BEGIN DATASET EXTRACT

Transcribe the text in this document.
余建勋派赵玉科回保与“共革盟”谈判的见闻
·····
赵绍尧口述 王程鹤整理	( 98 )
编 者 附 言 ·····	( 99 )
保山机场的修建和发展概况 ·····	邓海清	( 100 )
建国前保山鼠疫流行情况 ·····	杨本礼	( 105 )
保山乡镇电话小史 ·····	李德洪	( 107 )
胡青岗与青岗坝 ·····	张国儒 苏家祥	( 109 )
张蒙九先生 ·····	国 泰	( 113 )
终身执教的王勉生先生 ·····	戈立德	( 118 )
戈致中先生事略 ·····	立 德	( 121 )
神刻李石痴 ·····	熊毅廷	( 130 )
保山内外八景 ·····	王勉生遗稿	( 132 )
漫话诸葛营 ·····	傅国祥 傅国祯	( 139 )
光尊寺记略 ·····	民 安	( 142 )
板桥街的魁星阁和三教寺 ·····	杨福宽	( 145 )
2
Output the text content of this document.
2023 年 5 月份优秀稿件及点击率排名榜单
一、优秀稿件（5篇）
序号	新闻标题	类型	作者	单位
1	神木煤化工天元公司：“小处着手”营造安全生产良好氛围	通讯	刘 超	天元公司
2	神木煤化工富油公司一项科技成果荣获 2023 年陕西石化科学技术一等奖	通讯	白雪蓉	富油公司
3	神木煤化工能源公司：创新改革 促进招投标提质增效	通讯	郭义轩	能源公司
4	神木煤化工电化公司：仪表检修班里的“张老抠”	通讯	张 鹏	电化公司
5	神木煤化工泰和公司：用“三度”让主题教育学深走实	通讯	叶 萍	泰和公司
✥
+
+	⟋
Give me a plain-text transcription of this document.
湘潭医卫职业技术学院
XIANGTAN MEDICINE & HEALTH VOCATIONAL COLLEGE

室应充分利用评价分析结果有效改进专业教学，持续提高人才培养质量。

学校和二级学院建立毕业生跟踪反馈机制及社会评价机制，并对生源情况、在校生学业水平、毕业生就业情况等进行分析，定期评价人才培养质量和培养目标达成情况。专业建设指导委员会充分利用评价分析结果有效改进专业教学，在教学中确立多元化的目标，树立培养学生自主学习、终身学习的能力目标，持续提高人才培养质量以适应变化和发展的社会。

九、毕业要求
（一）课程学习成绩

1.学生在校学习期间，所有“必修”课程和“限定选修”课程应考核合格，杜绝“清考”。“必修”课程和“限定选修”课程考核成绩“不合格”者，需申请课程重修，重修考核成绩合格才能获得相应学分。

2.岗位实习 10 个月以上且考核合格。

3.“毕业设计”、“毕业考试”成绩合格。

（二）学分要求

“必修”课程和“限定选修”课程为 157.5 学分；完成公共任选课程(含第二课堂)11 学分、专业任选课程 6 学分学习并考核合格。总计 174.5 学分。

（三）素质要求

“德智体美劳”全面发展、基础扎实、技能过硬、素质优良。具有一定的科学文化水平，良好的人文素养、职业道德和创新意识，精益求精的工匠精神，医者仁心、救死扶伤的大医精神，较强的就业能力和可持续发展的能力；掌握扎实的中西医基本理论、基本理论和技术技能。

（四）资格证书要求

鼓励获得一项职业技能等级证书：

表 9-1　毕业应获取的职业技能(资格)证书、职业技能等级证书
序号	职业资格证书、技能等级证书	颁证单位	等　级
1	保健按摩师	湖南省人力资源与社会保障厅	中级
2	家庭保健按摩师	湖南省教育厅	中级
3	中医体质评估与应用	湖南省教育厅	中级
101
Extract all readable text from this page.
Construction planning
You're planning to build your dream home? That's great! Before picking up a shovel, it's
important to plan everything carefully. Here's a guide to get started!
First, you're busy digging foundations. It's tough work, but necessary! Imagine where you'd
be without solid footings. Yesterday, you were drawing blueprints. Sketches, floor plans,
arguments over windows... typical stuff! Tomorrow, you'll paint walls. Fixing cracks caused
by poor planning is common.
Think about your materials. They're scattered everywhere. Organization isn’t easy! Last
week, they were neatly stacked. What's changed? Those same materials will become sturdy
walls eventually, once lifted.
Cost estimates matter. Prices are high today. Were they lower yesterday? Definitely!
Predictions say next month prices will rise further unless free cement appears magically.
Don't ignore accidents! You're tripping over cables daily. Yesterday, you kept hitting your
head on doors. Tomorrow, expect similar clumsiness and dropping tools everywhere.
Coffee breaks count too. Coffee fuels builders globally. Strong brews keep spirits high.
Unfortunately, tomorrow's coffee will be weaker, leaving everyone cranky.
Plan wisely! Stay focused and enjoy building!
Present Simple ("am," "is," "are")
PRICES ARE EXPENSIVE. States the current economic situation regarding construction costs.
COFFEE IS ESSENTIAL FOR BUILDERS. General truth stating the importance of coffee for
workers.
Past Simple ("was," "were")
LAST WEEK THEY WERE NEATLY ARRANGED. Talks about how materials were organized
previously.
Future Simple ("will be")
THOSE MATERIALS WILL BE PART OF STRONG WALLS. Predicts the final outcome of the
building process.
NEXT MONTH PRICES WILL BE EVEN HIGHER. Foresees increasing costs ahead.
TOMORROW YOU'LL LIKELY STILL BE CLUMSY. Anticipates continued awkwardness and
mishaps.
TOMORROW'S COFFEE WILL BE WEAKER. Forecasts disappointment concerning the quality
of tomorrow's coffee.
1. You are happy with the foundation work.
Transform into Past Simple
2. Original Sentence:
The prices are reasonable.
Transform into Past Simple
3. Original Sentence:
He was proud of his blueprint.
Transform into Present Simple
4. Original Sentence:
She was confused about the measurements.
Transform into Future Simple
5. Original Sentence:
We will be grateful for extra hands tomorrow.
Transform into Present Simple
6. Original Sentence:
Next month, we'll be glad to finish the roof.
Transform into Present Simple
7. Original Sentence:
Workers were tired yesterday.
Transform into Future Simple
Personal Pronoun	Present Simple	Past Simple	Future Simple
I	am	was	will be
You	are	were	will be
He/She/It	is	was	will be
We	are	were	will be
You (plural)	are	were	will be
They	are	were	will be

END DATASET EXTRACT

(TASK) State the count of lines above containing the string "湖南省教育厅", and add nothing to it.

(FINISHED ANSWER) 2